Given instruction:
Find every line in the records that holds the string "artist". Copy each one.

[START Materials provided]

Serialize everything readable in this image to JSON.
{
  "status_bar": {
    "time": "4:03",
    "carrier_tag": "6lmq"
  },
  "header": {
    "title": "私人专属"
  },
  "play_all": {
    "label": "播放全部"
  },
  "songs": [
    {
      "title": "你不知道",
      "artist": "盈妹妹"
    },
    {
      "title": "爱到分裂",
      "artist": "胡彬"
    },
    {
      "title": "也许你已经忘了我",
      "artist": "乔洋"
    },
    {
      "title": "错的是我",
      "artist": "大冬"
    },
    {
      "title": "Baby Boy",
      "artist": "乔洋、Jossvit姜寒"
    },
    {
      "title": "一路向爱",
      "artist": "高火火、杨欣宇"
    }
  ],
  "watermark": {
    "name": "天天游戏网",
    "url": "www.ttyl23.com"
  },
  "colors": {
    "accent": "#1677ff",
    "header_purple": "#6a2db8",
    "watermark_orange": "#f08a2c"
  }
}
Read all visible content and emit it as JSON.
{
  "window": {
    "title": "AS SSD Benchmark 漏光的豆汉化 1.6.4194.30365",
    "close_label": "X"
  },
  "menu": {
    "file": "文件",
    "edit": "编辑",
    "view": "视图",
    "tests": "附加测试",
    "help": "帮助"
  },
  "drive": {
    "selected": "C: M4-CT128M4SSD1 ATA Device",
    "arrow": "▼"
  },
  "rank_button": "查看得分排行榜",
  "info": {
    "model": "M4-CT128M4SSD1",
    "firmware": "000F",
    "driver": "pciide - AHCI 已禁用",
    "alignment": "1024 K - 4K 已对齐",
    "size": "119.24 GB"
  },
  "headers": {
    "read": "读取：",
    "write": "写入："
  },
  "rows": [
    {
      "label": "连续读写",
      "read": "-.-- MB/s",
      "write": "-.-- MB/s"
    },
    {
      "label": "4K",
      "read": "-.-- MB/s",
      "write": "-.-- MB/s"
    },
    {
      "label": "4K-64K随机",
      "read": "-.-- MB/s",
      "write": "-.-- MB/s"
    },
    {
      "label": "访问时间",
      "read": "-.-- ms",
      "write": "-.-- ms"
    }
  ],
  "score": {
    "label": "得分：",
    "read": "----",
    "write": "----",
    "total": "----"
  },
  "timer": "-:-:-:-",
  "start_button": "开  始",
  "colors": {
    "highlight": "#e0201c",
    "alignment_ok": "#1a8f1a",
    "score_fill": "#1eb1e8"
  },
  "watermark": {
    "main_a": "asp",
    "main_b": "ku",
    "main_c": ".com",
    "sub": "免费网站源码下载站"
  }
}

[END Materials provided]

Written response:
      "artist": "盈妹妹"
      "artist": "胡彬"
      "artist": "乔洋"
      "artist": "大冬"
      "artist": "乔洋、Jossvit姜寒"
      "artist": "高火火、杨欣宇"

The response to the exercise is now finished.